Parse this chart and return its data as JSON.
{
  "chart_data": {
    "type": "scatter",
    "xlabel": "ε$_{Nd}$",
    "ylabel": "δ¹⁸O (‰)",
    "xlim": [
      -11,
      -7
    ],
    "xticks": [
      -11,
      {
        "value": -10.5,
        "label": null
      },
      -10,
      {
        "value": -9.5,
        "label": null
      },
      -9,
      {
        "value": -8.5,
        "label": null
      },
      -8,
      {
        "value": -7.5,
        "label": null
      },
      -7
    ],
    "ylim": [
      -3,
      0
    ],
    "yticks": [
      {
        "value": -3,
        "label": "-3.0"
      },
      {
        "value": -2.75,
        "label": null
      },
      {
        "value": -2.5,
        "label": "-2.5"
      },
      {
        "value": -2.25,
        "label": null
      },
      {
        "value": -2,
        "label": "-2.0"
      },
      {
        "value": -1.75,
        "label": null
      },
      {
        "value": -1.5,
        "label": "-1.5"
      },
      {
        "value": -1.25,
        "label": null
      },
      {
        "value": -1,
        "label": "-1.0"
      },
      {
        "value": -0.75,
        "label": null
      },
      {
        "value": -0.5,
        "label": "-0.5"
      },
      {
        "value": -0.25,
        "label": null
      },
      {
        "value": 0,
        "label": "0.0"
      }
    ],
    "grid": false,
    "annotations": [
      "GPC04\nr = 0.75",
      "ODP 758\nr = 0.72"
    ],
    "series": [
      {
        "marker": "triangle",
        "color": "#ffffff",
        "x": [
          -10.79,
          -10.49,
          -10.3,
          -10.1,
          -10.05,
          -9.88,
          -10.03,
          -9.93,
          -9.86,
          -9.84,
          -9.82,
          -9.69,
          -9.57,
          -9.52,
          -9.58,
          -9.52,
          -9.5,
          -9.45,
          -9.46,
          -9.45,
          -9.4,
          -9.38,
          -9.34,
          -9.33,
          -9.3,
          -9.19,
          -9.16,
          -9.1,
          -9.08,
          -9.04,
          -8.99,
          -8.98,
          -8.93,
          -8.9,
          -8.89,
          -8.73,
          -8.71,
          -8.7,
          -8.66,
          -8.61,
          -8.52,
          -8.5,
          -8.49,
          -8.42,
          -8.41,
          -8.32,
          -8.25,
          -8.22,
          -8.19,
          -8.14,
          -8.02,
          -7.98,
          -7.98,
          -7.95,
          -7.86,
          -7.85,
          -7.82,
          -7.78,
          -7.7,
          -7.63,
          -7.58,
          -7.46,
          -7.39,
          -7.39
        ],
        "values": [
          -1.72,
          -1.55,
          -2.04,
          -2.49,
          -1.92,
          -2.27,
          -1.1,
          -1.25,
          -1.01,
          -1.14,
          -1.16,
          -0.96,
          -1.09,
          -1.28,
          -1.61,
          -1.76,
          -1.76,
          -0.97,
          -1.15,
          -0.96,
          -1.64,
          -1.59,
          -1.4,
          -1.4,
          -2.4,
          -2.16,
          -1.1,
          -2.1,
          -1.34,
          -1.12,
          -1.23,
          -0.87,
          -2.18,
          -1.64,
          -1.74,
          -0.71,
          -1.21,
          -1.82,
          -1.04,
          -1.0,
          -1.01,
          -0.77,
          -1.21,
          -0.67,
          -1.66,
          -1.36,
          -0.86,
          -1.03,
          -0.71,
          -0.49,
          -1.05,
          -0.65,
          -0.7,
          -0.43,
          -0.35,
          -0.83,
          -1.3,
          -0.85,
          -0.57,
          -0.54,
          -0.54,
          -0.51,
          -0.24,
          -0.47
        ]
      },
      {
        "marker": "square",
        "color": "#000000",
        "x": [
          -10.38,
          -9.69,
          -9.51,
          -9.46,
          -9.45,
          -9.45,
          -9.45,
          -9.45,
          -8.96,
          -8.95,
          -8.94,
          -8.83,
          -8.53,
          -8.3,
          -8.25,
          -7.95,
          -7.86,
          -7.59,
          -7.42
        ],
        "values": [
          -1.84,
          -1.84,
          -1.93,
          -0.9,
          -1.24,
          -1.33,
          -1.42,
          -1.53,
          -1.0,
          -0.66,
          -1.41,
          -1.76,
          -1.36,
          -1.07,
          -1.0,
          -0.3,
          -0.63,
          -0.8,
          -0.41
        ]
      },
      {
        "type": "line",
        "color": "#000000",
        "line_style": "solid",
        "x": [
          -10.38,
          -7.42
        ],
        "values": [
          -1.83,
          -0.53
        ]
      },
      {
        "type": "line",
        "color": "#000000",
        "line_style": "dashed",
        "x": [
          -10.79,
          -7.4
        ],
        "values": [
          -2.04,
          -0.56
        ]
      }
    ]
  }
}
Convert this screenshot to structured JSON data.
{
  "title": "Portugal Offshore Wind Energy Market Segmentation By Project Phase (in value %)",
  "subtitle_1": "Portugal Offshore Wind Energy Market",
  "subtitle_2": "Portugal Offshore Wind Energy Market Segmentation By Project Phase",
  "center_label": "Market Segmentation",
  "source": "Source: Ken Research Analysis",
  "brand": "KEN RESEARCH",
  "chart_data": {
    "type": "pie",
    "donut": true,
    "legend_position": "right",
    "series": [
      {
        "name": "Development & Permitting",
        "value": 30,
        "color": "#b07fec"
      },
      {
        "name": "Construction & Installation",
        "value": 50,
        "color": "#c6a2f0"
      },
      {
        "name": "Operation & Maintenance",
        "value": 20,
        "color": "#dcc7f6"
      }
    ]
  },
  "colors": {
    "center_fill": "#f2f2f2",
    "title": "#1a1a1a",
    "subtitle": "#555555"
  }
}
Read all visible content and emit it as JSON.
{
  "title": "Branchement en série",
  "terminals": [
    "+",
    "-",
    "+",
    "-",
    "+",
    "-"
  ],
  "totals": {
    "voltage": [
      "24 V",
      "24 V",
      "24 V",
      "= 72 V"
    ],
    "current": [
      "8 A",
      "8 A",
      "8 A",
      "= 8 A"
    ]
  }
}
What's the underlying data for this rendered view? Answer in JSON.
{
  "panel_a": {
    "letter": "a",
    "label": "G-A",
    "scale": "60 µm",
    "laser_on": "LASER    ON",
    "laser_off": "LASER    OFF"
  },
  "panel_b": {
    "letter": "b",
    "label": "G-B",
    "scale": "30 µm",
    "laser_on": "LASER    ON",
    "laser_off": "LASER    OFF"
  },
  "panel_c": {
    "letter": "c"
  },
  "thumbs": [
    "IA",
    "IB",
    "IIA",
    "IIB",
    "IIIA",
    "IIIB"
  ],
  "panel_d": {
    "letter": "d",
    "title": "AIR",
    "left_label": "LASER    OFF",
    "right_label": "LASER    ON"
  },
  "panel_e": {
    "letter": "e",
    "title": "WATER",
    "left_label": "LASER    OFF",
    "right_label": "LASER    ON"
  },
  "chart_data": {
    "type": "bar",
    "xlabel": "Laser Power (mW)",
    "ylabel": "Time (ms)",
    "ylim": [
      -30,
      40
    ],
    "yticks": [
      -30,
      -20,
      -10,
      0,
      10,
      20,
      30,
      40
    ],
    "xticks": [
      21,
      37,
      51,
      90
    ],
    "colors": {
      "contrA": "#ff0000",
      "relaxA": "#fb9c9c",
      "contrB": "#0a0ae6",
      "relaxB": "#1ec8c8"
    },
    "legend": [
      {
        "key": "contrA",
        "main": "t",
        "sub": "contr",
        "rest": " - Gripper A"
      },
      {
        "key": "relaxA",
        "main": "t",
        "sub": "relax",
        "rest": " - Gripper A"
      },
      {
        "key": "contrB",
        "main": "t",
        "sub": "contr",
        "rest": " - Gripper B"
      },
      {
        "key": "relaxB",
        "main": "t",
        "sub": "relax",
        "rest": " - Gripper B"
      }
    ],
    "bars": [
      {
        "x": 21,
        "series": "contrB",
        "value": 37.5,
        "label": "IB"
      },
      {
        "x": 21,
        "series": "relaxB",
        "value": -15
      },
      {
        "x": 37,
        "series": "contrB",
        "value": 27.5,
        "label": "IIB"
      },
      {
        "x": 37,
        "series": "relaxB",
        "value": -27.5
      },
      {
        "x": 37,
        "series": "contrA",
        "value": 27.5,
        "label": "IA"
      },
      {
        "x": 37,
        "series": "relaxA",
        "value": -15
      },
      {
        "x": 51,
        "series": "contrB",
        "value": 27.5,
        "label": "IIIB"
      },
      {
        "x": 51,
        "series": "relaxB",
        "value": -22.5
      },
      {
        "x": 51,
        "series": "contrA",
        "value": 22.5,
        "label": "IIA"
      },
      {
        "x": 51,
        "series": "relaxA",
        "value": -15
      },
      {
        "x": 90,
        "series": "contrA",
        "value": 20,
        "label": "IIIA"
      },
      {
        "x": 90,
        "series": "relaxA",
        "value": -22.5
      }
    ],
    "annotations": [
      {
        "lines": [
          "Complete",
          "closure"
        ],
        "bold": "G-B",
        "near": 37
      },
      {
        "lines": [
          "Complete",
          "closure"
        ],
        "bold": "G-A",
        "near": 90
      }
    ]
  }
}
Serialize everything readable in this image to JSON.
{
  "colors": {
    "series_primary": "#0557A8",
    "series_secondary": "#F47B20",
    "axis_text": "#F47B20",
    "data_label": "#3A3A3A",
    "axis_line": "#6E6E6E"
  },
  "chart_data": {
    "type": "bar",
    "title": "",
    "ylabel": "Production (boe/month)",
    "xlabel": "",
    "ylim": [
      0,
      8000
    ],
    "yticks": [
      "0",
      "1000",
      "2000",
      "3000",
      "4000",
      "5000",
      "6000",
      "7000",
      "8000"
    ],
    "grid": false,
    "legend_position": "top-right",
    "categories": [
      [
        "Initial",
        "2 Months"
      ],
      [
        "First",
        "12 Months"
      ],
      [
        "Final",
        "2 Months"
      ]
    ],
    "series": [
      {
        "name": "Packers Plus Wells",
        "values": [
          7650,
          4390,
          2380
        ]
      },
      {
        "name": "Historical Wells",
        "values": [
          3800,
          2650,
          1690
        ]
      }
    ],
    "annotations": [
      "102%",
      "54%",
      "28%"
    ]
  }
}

--------------------

Tally up the lines with the word "name" in them, and answer with that number by itself.

5